(Data entries)
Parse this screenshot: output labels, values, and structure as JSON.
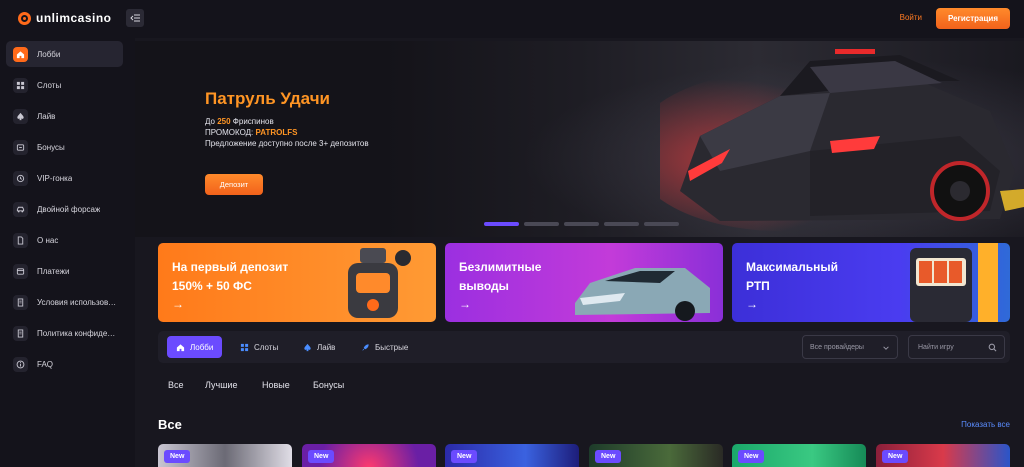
{
  "brand": {
    "name": "unlimcasino"
  },
  "header": {
    "login_label": "Войти",
    "register_label": "Регистрация"
  },
  "sidebar": {
    "items": [
      {
        "label": "Лобби",
        "icon": "home-icon"
      },
      {
        "label": "Слоты",
        "icon": "slots-grid-icon"
      },
      {
        "label": "Лайв",
        "icon": "live-spade-icon"
      },
      {
        "label": "Бонусы",
        "icon": "bonus-icon"
      },
      {
        "label": "VIP-гонка",
        "icon": "vip-race-icon"
      },
      {
        "label": "Двойной форсаж",
        "icon": "car-icon"
      },
      {
        "label": "О нас",
        "icon": "about-document-icon"
      },
      {
        "label": "Платежи",
        "icon": "payments-icon"
      },
      {
        "label": "Условия использова...",
        "icon": "terms-document-icon"
      },
      {
        "label": "Политика конфиден...",
        "icon": "privacy-document-icon"
      },
      {
        "label": "FAQ",
        "icon": "info-icon"
      }
    ]
  },
  "hero": {
    "title": "Патруль Удачи",
    "line1_prefix": "До",
    "line1_highlight": "250",
    "line1_suffix": "Фриспинов",
    "line2_prefix": "ПРОМОКОД:",
    "line2_highlight": "PATROLFS",
    "line3": "Предложение доступно после 3+ депозитов",
    "button_label": "Депозит",
    "slide_count": 5,
    "active_slide": 1
  },
  "promos": [
    {
      "title": "На первый депозит\n150% + 50 ФС",
      "arrow": "→"
    },
    {
      "title": "Безлимитные\nвыводы",
      "arrow": "→"
    },
    {
      "title": "Максимальный\nРТП",
      "arrow": "→"
    }
  ],
  "game_tabs": {
    "tabs": [
      {
        "label": "Лобби",
        "icon": "home-icon"
      },
      {
        "label": "Слоты",
        "icon": "slots-grid-icon"
      },
      {
        "label": "Лайв",
        "icon": "live-spade-icon"
      },
      {
        "label": "Быстрые",
        "icon": "rocket-icon"
      }
    ],
    "provider_placeholder": "Все провайдеры",
    "search_placeholder": "Найти игру"
  },
  "filters": [
    "Все",
    "Лучшие",
    "Новые",
    "Бонусы"
  ],
  "section": {
    "title": "Все",
    "show_all_label": "Показать все"
  },
  "games": [
    {
      "badge": "New"
    },
    {
      "badge": "New"
    },
    {
      "badge": "New"
    },
    {
      "badge": "New"
    },
    {
      "badge": "New"
    },
    {
      "badge": "New"
    }
  ],
  "colors": {
    "accent_orange": "#ff6a1a",
    "accent_purple": "#6b4bff",
    "link_blue": "#5a8dff",
    "background": "#14131b"
  }
}
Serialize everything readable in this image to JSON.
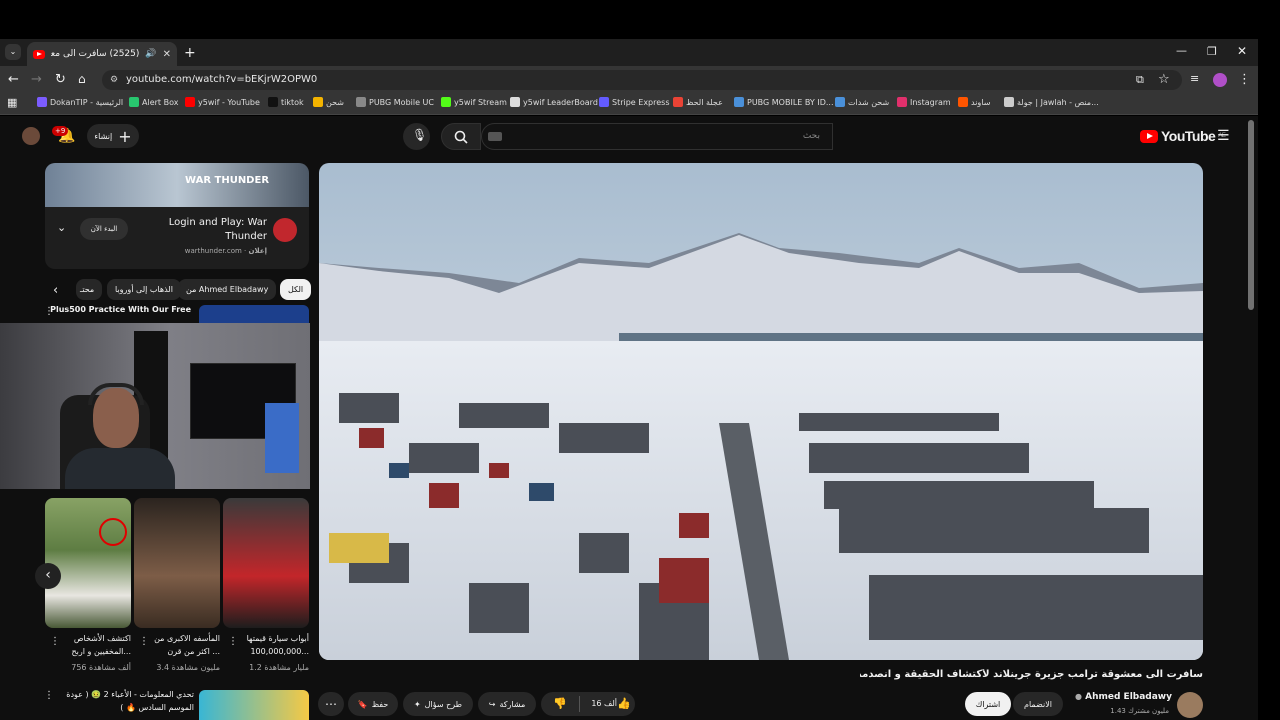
{
  "browser": {
    "tab_title": "(2525) سافرت الى معشوقة :",
    "url": "youtube.com/watch?v=bEKjrW2OPW0",
    "bookmarks": [
      {
        "label": "DokanTIP - الرئيسية",
        "color": "#7b5cff"
      },
      {
        "label": "Alert Box",
        "color": "#28c76f"
      },
      {
        "label": "y5wif - YouTube",
        "color": "#ff0000"
      },
      {
        "label": "tiktok",
        "color": "#111111"
      },
      {
        "label": "شحن",
        "color": "#f4b400"
      },
      {
        "label": "PUBG Mobile UC",
        "color": "#888888"
      },
      {
        "label": "y5wif Stream",
        "color": "#53fc18"
      },
      {
        "label": "y5wif LeaderBoard",
        "color": "#dddddd"
      },
      {
        "label": "Stripe Express",
        "color": "#635bff"
      },
      {
        "label": "عجلة الحظ",
        "color": "#ea4335"
      },
      {
        "label": "PUBG MOBILE BY ID...",
        "color": "#4a90d9"
      },
      {
        "label": "شحن شدات",
        "color": "#4a90d9"
      },
      {
        "label": "Instagram",
        "color": "#e1306c"
      },
      {
        "label": "ساوند",
        "color": "#ff5500"
      },
      {
        "label": "جولة | Jawlah - منص...",
        "color": "#cccccc"
      }
    ]
  },
  "youtube": {
    "search_placeholder": "بحث",
    "create_label": "إنشاء",
    "notifications_badge": "+9",
    "logo_text": "YouTube",
    "logo_country": "AE"
  },
  "ad": {
    "title": "Login and Play: War Thunder",
    "sponsor_label": "إعلان",
    "domain": "warthunder.com",
    "cta": "البدء الآن"
  },
  "chips": [
    "الكل",
    "من Ahmed Elbadawy",
    "الذهاب إلى أوروبا",
    "محتـ"
  ],
  "plus500": {
    "title": "Plus500 Practice With Our Free"
  },
  "shorts": [
    {
      "title": "اكتشف الأشخاص المخفيين و اربح...",
      "views": "756 ألف مشاهدة"
    },
    {
      "title": "المأسفه الاكبرى من اكثر من قرن ...",
      "views": "3.4 مليون مشاهدة"
    },
    {
      "title": "أبواب سيارة قيمتها 100,000,000...",
      "views": "1.2 مليار مشاهدة"
    }
  ],
  "next_video": {
    "title": "تحدي المعلومات - الأعباء 2 🤢 ( عودة الموسم السادس 🔥 )"
  },
  "video": {
    "title": "سافرت الى معشوقة ترامب جزيرة جرينلاند لأكتشاف الحقيقة و انصدمت😱",
    "channel": "Ahmed Elbadawy",
    "subscribers": "1.43 مليون مشترك",
    "join_label": "الانضمام",
    "subscribe_label": "اشتراك",
    "likes": "16 ألف",
    "share_label": "مشاركة",
    "ask_label": "طرح سؤال",
    "save_label": "حفظ"
  }
}
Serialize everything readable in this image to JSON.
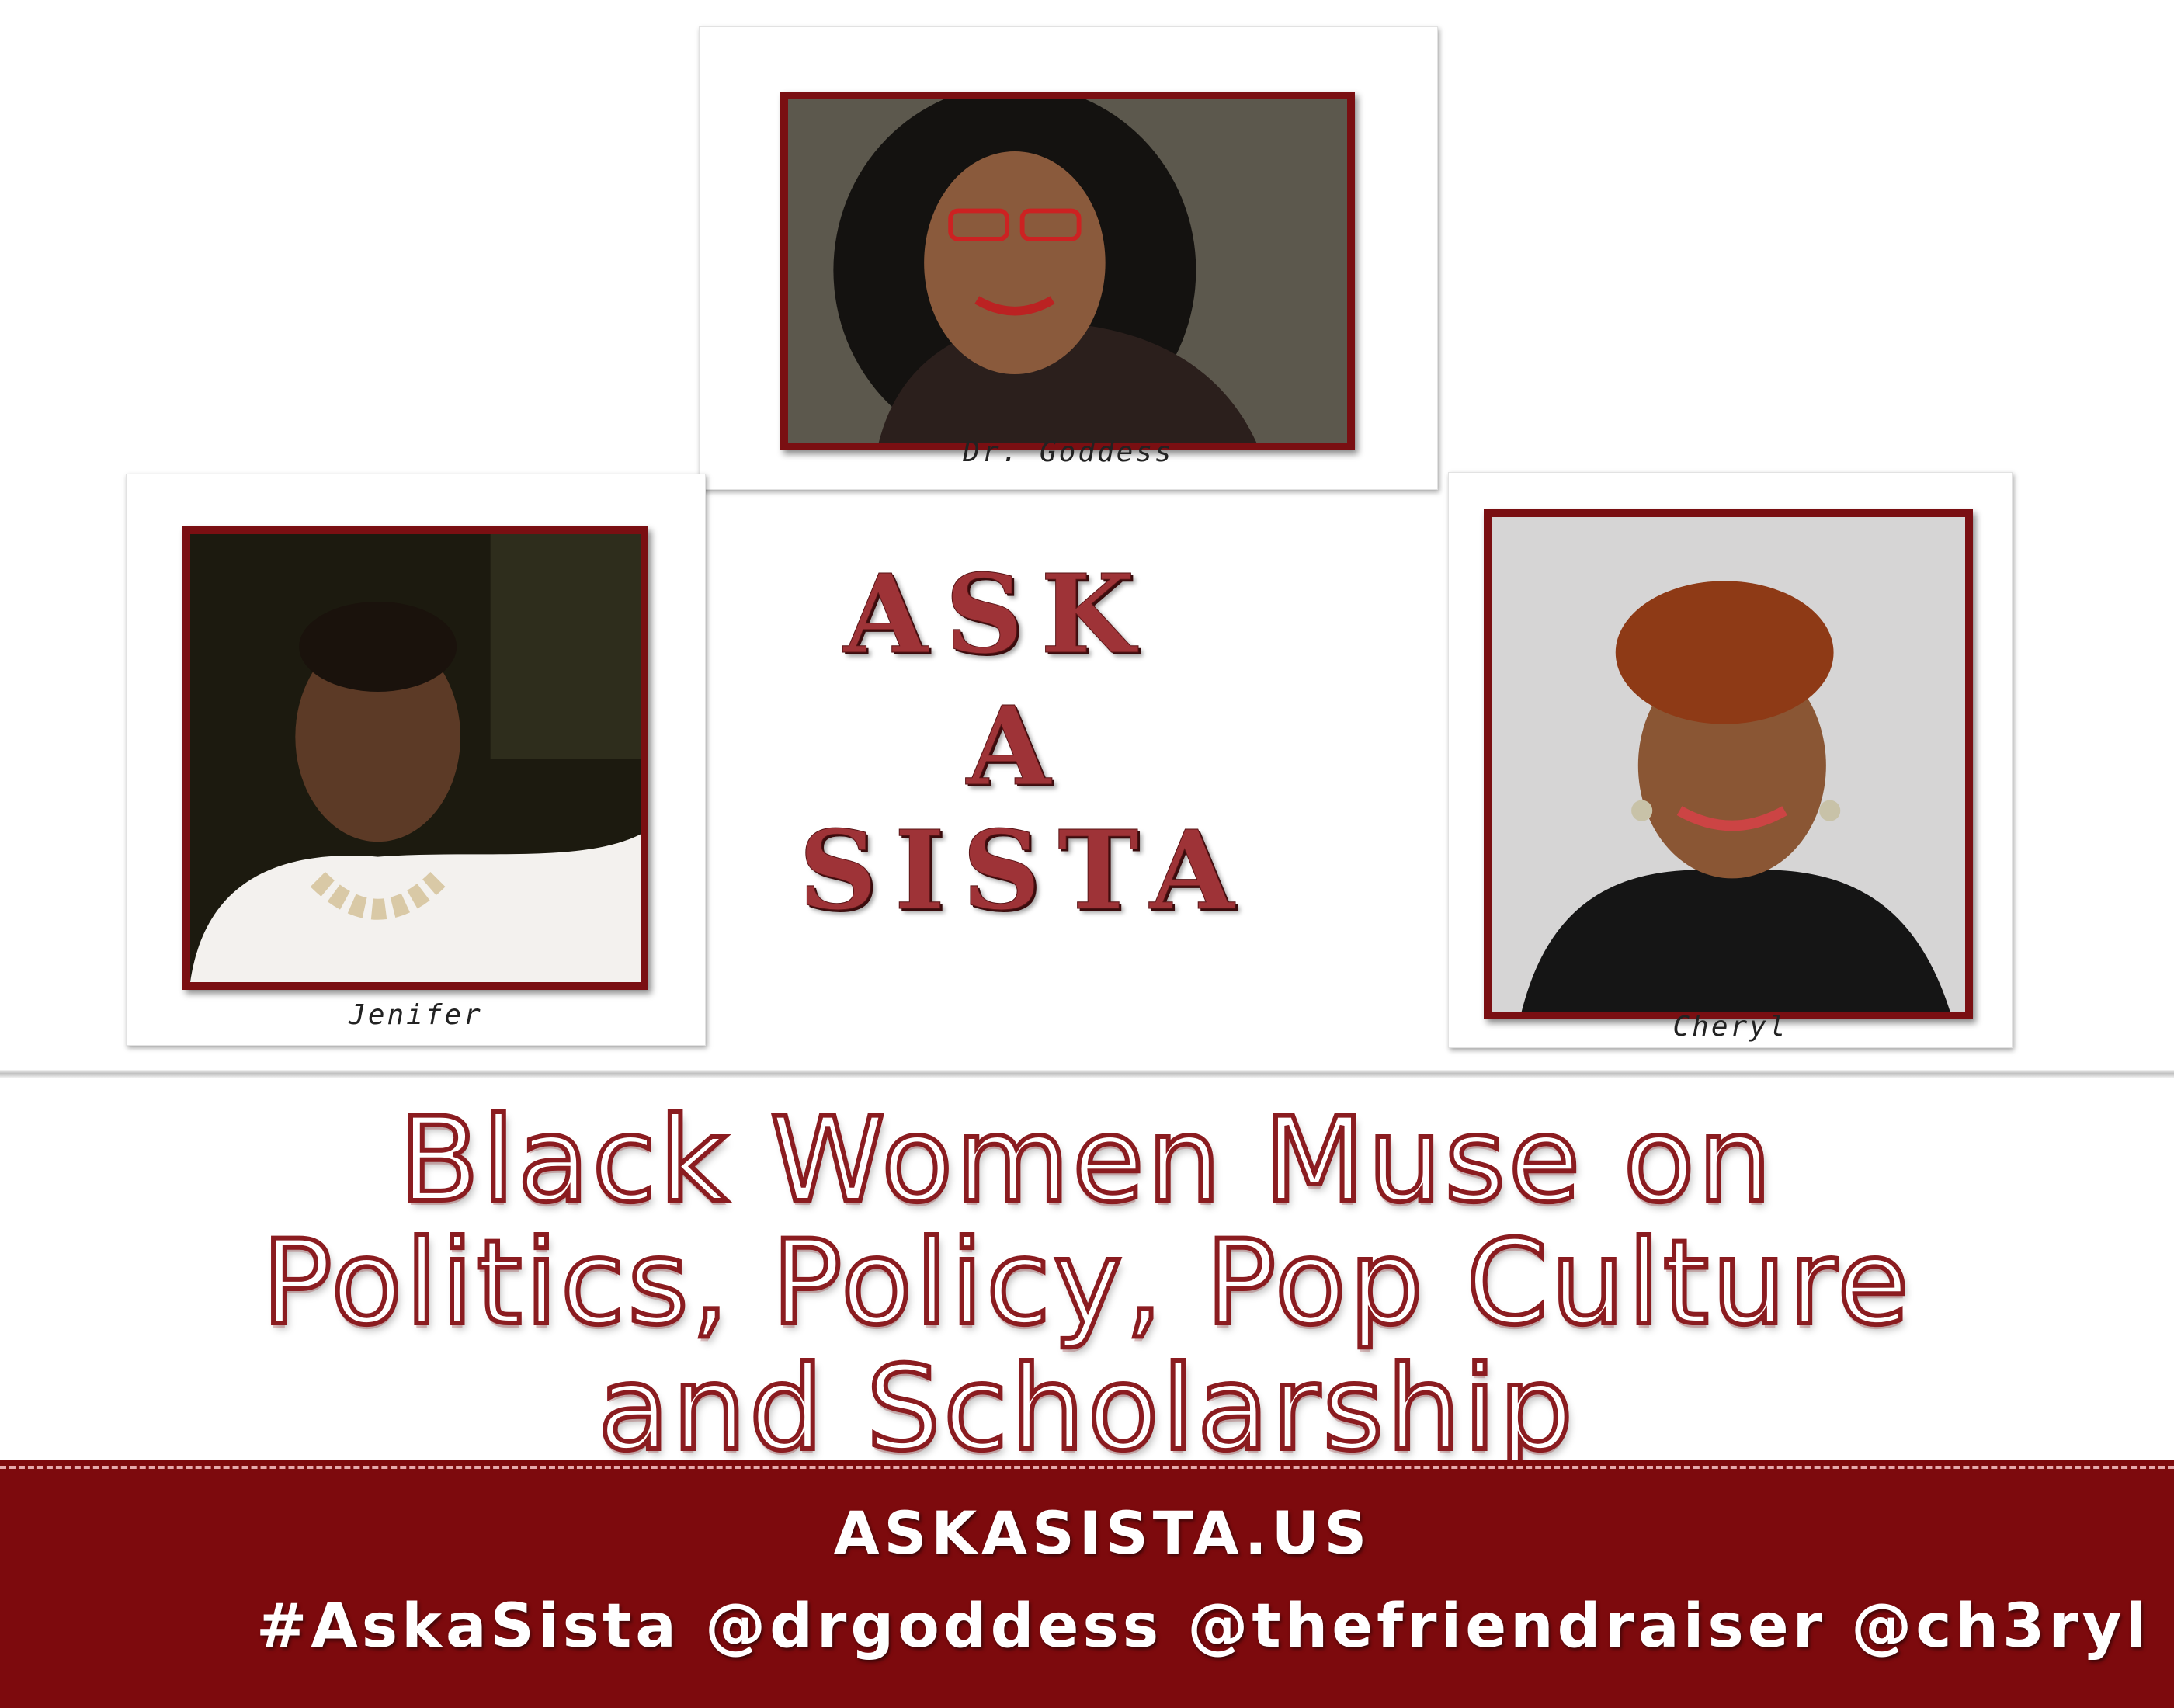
{
  "hosts": [
    {
      "name": "Dr. Goddess",
      "position": "top"
    },
    {
      "name": "Jenifer",
      "position": "left"
    },
    {
      "name": "Cheryl",
      "position": "right"
    }
  ],
  "logo": {
    "line1": "ASK",
    "line2": "A",
    "line3": "SISTA"
  },
  "tagline": {
    "line1": "Black Women Muse on",
    "line2": "Politics, Policy, Pop Culture",
    "line3": "and Scholarship"
  },
  "footer": {
    "url": "ASKASISTA.US",
    "handles": "#AskaSista @drgoddess @thefriendraiser @ch3ryl"
  },
  "colors": {
    "accent": "#7d0a0d",
    "logo_fill": "#9e3337"
  }
}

[REQUIREMENTS] Provide only the count of lines in the material above that hold the word "position".

[SOLUTION] 3